LIST OF TASKS:
(A) Answer these questions using the passage on inpatient psychiatric care, one answer per line, marked the same way.
(i) Instead of admission to a common space, what kind of facilities should people be admitted to?
(ii) Whose work highlighted changes to the neuronal structure of the brain following a suicide attempt?
(iii) What can improvement science foster, according to the passage?
(B) Summarize the passage on inpatient psychiatric care in two sentences.
(C) Pick up the passage on inpatient psychiatric care after its final sentence and keep writing.

While we believe that we should stop aggregating and traumatising mentally ill people in conventional psychiatric facilities, we also acknowledge that many mentally ill people do need the tertiary care of a hospital and cannot be managed in the community. The solution is a radical rethinking and redesign of inpatient care. We suggest that instead of an admission to a common space, people should be admitted to single-person facilities with acceptable floor space, amenity, comfort and privacy. These spaces should be hopeful, open and welcoming to family and friends. They should foster optimism, recovery and ultimately even neural plasticity while minimising stigma and trauma. There is no need for non-consensual contact between patients, including the contagion of interpersonal violence or, for that matter infectious contact such as COVID 19. There is no need for psychiatric care to be noisy and foreboding. While such an arrangement would require imagination and money, it would allow genuinely individualised treatment, would lessen stigma, would provide better protection and, if done properly, would foster social connectedness.
Next steps
Malhi et al. highlighted changes to the neuronal structure of the brain following a suicide attempt after a person has broken their connection with life itself, a step taken only after ‘appraisal of many critical factors, including the evaluation of one’s self worth, one’s relationships with others, and one’s current situation in life’. Treating patients within collectivised psychiatric settings seems uniquely designed to do just that. Every breach of privacy, episode of aggression and unwanted physical or sexual contact pushes people away from their vital connections. What improvement science can do is foster the accurate recording and publication of the adversities of patient experiences in all units within Australasia. Confronted with these results, policymakers might just provide the investment needed to radically reimagine inpatient care.

EXTRACTED RECORDS:

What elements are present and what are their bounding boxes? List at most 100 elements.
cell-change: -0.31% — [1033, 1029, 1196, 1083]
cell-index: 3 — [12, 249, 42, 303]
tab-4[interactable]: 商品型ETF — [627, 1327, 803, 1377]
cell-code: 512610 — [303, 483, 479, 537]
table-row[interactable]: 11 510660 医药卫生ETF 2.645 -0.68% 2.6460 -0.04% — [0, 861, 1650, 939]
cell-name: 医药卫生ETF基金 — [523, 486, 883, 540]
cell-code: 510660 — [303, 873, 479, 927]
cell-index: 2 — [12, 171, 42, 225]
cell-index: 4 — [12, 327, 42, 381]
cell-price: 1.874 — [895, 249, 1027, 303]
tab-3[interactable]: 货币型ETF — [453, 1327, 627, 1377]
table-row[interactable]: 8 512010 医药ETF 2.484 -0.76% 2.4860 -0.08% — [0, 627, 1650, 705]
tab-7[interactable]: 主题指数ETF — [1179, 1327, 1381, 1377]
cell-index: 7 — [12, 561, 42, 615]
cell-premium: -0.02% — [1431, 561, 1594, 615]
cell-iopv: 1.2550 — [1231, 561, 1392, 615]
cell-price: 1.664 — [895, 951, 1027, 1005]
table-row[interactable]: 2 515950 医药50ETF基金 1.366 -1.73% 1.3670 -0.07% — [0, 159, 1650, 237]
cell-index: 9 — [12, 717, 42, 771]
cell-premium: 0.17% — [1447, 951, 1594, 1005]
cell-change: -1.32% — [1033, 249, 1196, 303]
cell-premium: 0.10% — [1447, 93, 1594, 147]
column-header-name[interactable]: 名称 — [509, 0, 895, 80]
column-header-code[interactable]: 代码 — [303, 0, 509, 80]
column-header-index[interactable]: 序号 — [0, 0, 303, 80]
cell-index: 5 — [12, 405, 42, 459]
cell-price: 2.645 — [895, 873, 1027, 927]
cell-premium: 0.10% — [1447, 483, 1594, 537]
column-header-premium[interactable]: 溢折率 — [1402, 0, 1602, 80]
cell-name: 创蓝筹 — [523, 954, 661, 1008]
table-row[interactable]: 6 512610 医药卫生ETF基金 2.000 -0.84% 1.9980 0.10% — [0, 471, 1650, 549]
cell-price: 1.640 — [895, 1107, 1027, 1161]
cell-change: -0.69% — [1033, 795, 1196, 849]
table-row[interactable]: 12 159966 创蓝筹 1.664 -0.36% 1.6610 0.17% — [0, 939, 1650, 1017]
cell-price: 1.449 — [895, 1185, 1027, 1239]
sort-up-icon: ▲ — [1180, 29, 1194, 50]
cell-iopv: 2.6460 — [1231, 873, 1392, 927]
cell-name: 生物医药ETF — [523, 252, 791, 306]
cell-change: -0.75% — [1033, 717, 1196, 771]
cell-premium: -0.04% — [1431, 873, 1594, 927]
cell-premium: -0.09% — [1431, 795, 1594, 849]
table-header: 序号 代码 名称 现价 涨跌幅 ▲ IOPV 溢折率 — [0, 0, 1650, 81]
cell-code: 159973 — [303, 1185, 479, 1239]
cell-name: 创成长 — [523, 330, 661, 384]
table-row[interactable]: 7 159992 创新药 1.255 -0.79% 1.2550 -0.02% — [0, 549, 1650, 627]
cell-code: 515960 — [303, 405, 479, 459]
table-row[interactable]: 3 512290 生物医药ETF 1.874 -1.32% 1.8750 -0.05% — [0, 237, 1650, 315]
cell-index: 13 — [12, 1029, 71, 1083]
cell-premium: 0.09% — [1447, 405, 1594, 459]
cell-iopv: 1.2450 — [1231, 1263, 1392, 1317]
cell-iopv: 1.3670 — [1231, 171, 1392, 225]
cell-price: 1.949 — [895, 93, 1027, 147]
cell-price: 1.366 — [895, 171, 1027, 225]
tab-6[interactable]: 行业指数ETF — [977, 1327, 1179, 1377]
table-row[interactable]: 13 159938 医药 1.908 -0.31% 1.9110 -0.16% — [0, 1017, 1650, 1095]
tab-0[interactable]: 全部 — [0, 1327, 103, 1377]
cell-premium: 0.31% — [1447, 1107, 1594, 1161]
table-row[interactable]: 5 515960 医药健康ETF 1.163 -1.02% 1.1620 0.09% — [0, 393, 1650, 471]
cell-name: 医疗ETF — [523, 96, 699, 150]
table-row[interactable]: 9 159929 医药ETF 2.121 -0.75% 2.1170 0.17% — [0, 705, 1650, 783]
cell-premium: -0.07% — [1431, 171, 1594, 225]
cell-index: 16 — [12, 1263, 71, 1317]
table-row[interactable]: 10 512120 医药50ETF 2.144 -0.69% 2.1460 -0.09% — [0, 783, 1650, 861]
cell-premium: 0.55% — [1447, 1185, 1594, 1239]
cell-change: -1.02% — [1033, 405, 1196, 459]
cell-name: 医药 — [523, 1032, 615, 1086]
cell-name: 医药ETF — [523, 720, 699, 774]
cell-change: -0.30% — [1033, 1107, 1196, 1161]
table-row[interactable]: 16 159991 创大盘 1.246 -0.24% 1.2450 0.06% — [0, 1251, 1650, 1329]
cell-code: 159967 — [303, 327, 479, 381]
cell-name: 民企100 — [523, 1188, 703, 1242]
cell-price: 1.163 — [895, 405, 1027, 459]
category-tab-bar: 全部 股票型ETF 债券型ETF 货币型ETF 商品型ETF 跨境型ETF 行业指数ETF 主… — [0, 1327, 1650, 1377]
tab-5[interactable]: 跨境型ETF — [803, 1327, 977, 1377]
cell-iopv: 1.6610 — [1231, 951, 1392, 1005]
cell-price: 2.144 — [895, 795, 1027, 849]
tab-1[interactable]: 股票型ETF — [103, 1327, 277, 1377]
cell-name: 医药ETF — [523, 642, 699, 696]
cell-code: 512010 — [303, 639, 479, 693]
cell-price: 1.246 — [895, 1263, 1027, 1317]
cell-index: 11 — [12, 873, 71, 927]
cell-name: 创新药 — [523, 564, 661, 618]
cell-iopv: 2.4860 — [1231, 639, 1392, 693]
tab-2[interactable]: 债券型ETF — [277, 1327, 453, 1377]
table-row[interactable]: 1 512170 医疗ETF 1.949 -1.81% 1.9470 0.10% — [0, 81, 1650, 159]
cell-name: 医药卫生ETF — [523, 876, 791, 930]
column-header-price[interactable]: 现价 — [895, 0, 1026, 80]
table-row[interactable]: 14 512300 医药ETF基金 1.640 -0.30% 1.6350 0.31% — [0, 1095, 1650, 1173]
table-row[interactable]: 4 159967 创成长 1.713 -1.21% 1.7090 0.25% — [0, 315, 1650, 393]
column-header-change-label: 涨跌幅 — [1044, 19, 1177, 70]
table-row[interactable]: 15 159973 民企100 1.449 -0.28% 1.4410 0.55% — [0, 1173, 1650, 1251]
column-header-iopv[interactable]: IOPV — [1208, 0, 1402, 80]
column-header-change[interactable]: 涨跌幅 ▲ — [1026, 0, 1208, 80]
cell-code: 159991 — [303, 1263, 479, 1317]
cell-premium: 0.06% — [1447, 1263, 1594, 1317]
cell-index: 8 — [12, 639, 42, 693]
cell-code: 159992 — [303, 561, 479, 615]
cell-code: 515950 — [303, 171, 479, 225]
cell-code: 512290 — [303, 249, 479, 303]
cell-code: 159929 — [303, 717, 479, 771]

ANSWERS FOR THE EXERCISE:
(A)
(i) Single-person facilities with acceptable floor space, amenity, comfort and privacy.
(ii) Malhi et al.
(iii) The accurate recording and publication of the adversities of patient experiences in all units within Australasia.

(B) Many mentally ill people need hospital care, so the passage calls for a radical redesign of inpatient care in which people are admitted to private, welcoming single-person facilities rather than common spaces. It argues that collectivised settings push patients away from their vital connections, and that recording and publishing the adversities patients face could lead policymakers to invest in reimagining inpatient care.

(C)
Conclusion
Iatrogenic harm within inpatient facilities is the neglected side effect of a deeply flawed assumption about the need for collective psychiatric care. The shared spaces in psychiatric wards deny any modicum of the safety and privacy that is needed for recovery. A successful leap towards zero suicides can only happen after we abandon outdated notions of collective psychiatric treatment.
Declaration of Conflicting Interests
The author(s) declared no potential conflicts of interest with respect to the research, authorship and/or publication of this article.
Funding
The author(s) received no financial support for the research, authorship and/or publication of this article.